§ AIM
Find the line containing "Read all visible content and emit it as JSON.", then print it and each following line through the end of the records, exactly and with nothing added; leave out any pictures.

§ GIVEN RECORDS
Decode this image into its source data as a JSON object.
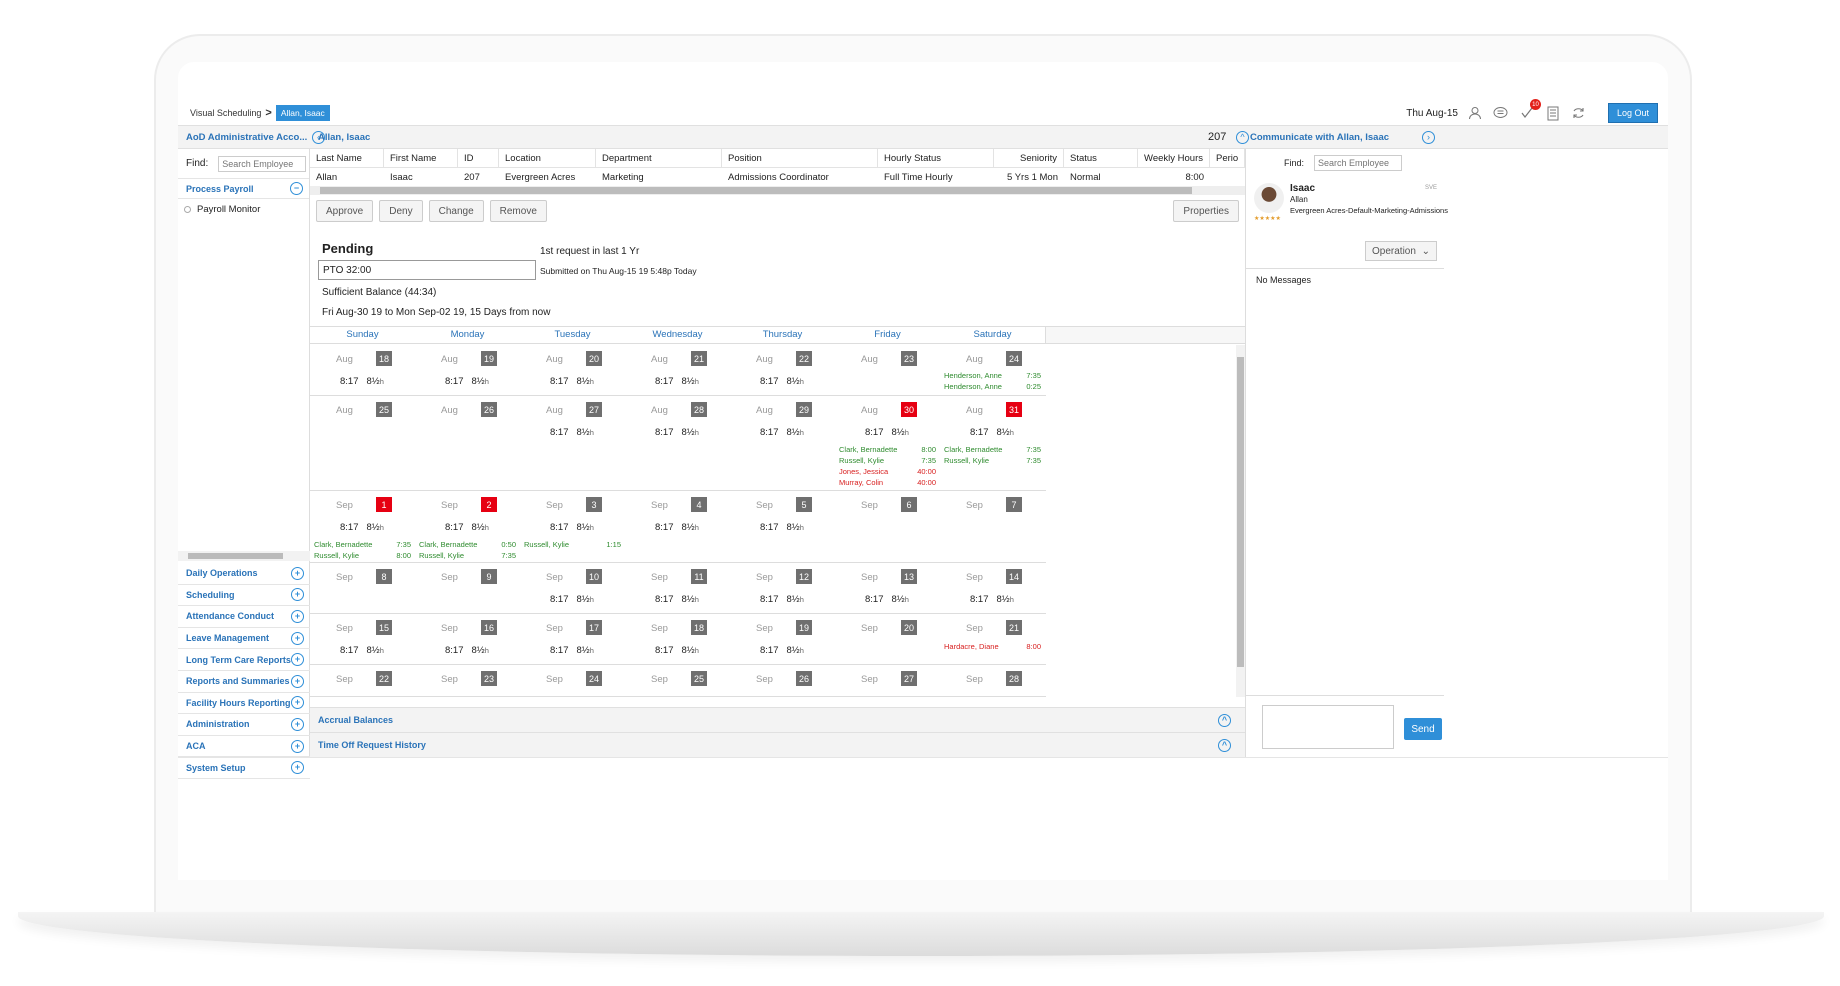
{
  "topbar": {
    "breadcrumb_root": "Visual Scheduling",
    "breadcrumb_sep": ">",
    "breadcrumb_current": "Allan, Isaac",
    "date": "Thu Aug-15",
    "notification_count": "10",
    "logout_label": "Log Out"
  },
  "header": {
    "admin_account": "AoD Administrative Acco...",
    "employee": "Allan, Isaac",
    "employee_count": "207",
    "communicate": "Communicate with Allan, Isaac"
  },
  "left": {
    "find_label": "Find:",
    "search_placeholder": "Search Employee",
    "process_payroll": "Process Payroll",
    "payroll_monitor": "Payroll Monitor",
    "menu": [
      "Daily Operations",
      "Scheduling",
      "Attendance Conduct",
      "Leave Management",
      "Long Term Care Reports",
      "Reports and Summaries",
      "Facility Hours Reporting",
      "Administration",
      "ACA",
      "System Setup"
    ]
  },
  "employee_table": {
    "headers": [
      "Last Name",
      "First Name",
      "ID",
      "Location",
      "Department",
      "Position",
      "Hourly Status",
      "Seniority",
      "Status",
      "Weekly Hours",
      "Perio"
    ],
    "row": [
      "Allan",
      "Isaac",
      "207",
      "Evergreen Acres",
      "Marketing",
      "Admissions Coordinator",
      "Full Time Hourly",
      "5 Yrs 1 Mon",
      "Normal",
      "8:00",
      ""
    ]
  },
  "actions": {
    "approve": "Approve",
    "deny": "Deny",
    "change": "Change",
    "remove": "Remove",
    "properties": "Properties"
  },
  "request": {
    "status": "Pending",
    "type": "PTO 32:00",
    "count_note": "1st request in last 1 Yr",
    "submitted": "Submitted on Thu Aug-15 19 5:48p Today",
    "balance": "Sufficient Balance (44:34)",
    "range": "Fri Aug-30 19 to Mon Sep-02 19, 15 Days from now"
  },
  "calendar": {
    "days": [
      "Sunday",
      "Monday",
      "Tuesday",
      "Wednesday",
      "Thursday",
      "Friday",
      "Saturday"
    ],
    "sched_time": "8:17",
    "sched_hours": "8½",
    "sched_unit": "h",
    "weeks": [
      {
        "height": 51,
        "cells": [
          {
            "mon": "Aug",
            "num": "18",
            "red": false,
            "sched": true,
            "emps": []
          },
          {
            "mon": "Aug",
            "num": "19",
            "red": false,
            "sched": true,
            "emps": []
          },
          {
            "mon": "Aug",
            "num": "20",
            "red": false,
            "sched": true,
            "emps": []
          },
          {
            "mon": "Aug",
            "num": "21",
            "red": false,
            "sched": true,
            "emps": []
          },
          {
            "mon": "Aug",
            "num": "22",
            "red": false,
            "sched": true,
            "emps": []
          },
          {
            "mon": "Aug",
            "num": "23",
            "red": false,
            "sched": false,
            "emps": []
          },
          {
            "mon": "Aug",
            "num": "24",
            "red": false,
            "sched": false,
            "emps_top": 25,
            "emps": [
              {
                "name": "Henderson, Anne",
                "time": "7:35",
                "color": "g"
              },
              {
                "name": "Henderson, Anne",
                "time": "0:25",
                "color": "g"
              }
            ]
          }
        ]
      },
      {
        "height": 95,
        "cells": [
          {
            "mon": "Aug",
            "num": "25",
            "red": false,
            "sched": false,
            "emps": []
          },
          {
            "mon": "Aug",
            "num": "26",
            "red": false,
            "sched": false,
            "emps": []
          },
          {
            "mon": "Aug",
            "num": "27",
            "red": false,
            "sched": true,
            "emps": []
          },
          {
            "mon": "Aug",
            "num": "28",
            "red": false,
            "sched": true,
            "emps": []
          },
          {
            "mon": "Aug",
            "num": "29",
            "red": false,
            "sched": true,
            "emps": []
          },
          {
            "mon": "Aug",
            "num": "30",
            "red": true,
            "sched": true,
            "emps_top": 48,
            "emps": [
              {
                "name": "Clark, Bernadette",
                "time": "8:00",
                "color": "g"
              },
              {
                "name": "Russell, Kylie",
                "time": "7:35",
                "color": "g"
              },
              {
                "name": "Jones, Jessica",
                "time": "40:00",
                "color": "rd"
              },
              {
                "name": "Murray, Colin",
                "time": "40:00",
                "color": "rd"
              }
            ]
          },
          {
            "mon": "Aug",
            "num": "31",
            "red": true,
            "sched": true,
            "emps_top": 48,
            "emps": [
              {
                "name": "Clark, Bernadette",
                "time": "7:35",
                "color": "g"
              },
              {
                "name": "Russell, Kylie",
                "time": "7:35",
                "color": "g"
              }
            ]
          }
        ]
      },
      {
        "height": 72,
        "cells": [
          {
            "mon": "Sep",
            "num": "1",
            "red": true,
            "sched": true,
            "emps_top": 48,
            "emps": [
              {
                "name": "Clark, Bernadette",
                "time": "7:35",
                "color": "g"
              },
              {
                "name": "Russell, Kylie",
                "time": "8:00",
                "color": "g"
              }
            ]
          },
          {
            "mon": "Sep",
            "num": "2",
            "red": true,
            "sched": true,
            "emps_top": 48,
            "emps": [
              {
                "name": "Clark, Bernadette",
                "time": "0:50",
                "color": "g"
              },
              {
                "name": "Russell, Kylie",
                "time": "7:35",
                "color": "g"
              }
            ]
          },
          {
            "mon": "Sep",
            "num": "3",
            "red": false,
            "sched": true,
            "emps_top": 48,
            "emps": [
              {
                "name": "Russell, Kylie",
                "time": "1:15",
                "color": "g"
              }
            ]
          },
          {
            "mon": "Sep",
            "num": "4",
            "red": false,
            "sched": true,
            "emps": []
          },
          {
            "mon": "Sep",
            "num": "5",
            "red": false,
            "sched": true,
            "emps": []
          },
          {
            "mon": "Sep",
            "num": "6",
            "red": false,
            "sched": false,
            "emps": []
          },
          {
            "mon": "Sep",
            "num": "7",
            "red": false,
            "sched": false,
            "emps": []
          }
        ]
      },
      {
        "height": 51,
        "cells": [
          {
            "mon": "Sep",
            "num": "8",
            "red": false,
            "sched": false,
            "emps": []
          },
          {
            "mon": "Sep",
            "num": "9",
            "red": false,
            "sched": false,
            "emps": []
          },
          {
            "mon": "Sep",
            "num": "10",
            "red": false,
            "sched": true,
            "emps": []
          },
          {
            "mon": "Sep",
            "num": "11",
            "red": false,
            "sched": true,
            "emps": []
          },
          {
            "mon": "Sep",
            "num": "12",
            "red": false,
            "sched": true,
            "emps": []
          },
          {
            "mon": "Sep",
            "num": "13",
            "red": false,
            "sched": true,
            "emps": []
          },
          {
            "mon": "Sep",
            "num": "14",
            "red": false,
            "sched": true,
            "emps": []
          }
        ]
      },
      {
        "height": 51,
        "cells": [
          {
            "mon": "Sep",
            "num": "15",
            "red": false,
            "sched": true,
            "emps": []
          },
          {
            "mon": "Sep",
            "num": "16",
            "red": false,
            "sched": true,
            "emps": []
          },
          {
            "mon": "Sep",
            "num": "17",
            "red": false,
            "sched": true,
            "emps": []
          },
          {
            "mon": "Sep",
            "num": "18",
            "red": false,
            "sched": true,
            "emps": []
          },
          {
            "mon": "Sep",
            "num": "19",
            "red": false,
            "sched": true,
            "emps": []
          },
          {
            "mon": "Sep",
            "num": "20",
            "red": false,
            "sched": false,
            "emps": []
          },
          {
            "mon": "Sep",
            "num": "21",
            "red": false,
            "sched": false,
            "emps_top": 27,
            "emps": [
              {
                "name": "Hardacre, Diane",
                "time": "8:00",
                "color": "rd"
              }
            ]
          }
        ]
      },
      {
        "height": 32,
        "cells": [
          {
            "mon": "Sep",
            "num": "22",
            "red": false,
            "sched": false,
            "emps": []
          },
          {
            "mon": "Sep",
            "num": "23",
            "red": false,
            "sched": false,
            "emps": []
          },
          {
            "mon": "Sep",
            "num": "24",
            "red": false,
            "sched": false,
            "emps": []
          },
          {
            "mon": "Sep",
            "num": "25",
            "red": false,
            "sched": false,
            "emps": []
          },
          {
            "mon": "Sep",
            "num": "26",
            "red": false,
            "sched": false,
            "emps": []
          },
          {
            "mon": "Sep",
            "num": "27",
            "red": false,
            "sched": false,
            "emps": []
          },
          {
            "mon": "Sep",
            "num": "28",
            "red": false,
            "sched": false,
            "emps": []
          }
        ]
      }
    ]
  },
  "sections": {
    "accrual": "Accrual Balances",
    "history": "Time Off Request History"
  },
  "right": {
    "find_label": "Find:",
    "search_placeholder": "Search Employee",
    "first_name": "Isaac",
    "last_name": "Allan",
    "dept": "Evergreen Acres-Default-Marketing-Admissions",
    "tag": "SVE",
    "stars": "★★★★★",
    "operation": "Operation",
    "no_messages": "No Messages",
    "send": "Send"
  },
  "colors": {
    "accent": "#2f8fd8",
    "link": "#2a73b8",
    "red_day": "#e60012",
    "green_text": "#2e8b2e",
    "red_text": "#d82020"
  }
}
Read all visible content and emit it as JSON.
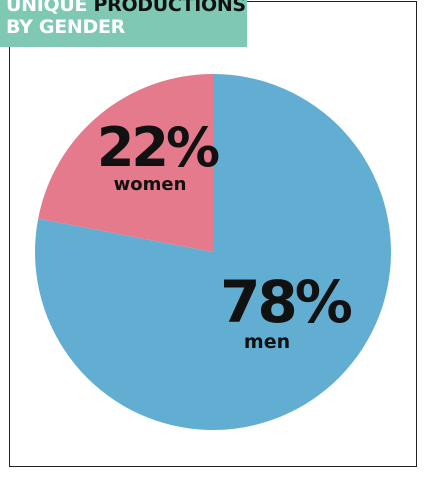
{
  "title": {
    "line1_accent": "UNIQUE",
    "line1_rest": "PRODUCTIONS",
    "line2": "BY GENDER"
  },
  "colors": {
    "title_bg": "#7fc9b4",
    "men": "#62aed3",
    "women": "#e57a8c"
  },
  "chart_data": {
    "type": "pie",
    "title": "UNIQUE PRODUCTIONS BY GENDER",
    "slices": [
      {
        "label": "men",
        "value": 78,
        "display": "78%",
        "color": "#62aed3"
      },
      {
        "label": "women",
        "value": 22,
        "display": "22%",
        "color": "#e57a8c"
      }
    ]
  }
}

§ TASK OUTPUT
Read all visible content and emit it as JSON.
{
  "title": {
    "line1_accent": "UNIQUE",
    "line1_rest": "PRODUCTIONS",
    "line2": "BY GENDER"
  },
  "colors": {
    "title_bg": "#7fc9b4",
    "men": "#62aed3",
    "women": "#e57a8c"
  },
  "chart_data": {
    "type": "pie",
    "title": "UNIQUE PRODUCTIONS BY GENDER",
    "slices": [
      {
        "label": "men",
        "value": 78,
        "display": "78%",
        "color": "#62aed3"
      },
      {
        "label": "women",
        "value": 22,
        "display": "22%",
        "color": "#e57a8c"
      }
    ]
  }
}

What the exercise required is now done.